Which lines of the records contain "will"? Collect every one of them.

Materials provided =>
━━━━━━

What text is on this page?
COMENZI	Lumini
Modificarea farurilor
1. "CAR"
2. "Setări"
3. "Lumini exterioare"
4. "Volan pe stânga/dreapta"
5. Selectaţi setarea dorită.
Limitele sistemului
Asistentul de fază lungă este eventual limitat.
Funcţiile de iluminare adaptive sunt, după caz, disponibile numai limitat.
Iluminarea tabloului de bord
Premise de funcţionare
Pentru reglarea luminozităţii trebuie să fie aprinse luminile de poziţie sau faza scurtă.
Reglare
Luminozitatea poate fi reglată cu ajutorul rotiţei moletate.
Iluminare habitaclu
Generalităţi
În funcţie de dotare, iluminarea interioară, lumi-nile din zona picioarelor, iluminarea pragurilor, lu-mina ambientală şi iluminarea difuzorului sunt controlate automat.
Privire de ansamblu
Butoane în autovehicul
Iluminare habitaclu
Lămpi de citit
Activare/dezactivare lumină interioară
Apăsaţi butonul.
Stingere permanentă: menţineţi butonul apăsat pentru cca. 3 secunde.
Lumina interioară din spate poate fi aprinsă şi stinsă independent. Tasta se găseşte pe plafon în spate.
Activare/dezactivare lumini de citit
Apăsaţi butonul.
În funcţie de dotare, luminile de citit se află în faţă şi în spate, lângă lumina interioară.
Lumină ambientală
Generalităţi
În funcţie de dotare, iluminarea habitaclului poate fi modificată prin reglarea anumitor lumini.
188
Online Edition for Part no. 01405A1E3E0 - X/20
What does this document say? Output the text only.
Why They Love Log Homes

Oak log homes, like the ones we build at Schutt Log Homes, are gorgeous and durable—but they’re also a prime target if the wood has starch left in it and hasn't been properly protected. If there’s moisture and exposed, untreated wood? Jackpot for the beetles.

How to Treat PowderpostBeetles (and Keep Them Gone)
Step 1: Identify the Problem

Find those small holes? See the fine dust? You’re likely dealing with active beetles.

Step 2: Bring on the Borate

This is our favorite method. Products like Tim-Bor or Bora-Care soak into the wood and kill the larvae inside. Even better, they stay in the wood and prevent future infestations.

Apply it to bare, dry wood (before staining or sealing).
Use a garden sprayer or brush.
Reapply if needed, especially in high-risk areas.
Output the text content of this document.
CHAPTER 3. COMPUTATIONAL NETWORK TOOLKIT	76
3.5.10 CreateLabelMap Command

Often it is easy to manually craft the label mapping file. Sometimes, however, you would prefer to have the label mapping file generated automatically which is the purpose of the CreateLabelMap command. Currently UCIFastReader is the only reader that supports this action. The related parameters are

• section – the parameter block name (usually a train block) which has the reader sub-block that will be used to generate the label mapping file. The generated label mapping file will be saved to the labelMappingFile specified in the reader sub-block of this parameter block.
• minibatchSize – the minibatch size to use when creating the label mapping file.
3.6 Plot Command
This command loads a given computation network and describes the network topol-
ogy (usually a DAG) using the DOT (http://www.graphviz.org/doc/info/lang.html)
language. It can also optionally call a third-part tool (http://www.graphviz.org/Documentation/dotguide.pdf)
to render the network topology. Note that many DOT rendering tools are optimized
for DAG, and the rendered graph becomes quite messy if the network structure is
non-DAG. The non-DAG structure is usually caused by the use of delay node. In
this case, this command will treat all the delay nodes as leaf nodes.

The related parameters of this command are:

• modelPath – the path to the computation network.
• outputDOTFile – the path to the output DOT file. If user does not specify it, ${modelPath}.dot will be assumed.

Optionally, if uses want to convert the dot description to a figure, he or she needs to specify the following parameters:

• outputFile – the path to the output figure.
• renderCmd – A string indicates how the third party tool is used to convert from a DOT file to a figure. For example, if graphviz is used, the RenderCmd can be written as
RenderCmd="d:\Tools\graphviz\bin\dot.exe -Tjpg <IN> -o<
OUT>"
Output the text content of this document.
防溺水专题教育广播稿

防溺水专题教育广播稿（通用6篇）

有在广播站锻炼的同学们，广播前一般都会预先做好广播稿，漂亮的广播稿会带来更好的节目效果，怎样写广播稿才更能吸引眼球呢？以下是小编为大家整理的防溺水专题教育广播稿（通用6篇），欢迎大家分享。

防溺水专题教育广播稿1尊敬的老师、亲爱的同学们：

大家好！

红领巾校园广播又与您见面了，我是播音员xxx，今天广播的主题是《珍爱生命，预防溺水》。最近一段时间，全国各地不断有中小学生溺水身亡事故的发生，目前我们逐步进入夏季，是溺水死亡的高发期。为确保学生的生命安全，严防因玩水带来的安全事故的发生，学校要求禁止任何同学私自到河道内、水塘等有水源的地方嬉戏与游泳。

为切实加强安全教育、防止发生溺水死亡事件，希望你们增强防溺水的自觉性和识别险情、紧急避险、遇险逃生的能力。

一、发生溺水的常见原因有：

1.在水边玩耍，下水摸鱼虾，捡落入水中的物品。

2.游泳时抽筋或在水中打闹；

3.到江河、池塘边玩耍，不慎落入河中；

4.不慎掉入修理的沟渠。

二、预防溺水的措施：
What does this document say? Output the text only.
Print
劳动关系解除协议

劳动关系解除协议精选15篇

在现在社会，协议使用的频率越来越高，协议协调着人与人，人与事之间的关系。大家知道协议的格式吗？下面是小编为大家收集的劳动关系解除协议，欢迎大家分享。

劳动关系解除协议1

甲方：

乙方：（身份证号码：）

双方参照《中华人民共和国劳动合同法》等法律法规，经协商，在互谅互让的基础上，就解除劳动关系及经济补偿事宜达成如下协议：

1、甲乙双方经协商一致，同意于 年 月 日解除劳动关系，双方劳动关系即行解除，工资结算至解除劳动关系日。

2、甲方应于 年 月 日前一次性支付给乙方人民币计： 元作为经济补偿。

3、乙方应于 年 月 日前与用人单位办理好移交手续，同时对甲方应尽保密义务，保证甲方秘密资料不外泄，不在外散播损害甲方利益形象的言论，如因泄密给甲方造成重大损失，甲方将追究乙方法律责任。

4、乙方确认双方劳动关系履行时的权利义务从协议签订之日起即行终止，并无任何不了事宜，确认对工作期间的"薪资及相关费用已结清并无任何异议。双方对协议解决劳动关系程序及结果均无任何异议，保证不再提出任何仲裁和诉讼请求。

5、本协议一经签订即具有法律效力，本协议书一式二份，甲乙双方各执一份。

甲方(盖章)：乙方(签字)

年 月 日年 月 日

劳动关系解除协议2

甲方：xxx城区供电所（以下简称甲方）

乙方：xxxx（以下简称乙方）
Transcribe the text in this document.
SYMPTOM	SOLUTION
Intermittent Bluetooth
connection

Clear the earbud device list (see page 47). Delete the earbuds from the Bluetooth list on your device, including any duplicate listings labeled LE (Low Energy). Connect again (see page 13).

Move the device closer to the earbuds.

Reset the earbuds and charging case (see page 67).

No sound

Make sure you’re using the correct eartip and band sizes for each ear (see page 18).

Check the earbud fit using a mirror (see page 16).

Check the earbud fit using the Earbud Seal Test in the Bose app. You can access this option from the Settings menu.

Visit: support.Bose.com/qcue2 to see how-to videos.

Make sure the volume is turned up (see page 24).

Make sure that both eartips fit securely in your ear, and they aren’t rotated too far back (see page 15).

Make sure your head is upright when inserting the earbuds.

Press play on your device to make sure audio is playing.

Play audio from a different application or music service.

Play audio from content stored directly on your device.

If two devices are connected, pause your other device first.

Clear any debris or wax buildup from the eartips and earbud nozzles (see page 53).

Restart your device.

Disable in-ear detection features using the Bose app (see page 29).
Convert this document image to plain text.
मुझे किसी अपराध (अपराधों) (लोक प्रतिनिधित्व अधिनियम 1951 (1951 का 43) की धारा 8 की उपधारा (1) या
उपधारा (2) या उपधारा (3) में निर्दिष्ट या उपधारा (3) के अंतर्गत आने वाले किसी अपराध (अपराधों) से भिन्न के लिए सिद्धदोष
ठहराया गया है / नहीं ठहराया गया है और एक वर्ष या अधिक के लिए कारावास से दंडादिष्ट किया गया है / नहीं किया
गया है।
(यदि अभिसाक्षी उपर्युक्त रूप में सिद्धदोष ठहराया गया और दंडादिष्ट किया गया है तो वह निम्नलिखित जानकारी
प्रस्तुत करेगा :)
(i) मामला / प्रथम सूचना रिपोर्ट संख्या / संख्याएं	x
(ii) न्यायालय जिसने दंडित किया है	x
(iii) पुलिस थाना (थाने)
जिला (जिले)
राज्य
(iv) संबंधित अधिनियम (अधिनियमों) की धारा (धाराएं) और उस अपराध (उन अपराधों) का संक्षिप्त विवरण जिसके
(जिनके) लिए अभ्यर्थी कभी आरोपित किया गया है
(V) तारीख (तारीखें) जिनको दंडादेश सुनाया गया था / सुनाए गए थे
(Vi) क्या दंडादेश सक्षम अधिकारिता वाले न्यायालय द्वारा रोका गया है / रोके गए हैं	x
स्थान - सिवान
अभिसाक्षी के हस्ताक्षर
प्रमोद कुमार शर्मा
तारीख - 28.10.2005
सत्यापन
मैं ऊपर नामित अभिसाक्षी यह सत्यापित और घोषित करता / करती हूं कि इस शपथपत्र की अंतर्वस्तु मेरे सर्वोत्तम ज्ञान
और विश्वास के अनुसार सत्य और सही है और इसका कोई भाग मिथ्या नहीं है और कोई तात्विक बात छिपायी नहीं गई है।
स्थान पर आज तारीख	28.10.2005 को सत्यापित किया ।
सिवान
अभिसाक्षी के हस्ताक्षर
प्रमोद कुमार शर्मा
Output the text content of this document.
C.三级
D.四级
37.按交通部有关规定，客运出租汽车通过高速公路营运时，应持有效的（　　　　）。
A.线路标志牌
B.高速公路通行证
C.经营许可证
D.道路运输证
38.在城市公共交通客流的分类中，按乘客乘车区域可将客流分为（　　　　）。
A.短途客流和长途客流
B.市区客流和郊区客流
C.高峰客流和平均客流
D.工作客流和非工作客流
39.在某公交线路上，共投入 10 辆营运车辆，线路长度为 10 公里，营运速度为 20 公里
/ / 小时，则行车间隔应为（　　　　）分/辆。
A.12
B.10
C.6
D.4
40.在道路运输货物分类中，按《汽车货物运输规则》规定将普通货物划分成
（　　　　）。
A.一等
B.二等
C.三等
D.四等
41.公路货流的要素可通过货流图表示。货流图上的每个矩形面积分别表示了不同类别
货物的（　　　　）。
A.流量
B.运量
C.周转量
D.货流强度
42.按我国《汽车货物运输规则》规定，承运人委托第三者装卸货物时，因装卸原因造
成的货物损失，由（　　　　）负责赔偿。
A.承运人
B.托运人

━━━━━━

Finished answer =>
• section – the parameter block name (usually a train block) which has the reader sub-block that will be used to generate the label mapping file. The generated label mapping file will be saved to the labelMappingFile specified in the reader sub-block of this parameter block.
this case, this command will treat all the delay nodes as leaf nodes.
• outputDOTFile – the path to the output DOT file. If user does not specify it, ${modelPath}.dot will be assumed.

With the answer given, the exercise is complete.